Each line containing the word "personnalité" should be found and copied.

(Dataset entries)
>> Begin

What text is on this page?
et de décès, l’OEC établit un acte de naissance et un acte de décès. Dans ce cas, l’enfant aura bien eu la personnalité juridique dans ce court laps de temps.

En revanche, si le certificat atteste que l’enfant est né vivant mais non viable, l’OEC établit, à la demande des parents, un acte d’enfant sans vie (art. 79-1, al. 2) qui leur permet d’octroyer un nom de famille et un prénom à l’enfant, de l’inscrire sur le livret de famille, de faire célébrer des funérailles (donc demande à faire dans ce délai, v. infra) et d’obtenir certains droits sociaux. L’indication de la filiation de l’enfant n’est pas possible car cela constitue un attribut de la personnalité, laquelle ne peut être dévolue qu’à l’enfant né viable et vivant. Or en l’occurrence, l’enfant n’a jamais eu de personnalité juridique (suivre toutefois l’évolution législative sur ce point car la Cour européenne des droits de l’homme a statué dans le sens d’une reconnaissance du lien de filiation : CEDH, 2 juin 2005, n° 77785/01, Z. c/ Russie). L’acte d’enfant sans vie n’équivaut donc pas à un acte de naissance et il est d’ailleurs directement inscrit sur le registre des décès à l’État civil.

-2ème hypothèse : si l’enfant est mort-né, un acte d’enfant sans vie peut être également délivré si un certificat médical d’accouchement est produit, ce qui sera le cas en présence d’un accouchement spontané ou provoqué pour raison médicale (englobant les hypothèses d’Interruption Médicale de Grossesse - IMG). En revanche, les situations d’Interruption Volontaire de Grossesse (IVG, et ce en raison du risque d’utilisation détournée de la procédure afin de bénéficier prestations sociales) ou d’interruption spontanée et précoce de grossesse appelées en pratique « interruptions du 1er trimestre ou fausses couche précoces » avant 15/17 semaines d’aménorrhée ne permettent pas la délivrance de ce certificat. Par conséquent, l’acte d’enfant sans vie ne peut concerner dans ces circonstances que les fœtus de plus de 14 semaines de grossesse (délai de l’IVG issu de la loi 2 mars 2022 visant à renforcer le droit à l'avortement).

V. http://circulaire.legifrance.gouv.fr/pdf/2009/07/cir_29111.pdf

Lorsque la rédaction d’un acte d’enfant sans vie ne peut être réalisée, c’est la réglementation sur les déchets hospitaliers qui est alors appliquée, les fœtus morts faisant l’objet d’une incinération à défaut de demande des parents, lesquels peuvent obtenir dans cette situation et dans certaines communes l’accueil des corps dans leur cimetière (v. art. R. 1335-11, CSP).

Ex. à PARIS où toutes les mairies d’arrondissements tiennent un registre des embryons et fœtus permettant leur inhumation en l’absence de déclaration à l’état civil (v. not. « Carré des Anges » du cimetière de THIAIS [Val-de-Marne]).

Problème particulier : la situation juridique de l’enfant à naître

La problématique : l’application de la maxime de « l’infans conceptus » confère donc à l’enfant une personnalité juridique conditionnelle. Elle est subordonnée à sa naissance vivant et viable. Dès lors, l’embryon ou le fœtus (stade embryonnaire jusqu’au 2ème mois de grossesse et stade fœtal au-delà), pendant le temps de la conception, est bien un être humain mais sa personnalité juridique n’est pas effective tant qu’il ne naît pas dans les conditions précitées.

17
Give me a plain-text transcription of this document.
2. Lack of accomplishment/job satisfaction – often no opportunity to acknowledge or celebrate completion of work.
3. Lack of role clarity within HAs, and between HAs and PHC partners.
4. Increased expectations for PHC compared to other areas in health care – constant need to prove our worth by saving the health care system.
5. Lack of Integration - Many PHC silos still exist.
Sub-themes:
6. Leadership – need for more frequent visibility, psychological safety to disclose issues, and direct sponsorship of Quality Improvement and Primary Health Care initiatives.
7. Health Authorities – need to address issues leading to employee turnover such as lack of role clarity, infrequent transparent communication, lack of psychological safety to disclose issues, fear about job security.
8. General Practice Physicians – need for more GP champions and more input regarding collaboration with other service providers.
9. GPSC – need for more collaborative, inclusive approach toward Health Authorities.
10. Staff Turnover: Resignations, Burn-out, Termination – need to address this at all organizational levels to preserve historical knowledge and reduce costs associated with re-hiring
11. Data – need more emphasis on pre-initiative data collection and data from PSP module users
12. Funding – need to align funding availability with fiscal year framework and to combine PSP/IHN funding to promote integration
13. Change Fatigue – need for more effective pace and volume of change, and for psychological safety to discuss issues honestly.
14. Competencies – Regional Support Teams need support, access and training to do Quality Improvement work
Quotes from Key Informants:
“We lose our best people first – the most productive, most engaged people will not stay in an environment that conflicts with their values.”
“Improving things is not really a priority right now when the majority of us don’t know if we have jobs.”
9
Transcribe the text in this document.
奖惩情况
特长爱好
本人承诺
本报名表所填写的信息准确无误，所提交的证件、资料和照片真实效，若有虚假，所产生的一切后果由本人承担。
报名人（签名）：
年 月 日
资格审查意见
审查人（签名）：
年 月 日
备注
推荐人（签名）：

>> End

_EXERCISE RESULT_
et de décès, l’OEC établit un acte de naissance et un acte de décès. Dans ce cas, l’enfant aura bien eu la personnalité juridique dans ce court laps de temps.
En revanche, si le certificat atteste que l’enfant est né vivant mais non viable, l’OEC établit, à la demande des parents, un acte d’enfant sans vie (art. 79-1, al. 2) qui leur permet d’octroyer un nom de famille et un prénom à l’enfant, de l’inscrire sur le livret de famille, de faire célébrer des funérailles (donc demande à faire dans ce délai, v. infra) et d’obtenir certains droits sociaux. L’indication de la filiation de l’enfant n’est pas possible car cela constitue un attribut de la personnalité, laquelle ne peut être dévolue qu’à l’enfant né viable et vivant. Or en l’occurrence, l’enfant n’a jamais eu de personnalité juridique (suivre toutefois l’évolution législative sur ce point car la Cour européenne des droits de l’homme a statué dans le sens d’une reconnaissance du lien de filiation : CEDH, 2 juin 2005, n° 77785/01, Z. c/ Russie). L’acte d’enfant sans vie n’équivaut donc pas à un acte de naissance et il est d’ailleurs directement inscrit sur le registre des décès à l’État civil.
La problématique : l’application de la maxime de « l’infans conceptus » confère donc à l’enfant une personnalité juridique conditionnelle. Elle est subordonnée à sa naissance vivant et viable. Dès lors, l’embryon ou le fœtus (stade embryonnaire jusqu’au 2ème mois de grossesse et stade fœtal au-delà), pendant le temps de la conception, est bien un être humain mais sa personnalité juridique n’est pas effective tant qu’il ne naît pas dans les conditions précitées.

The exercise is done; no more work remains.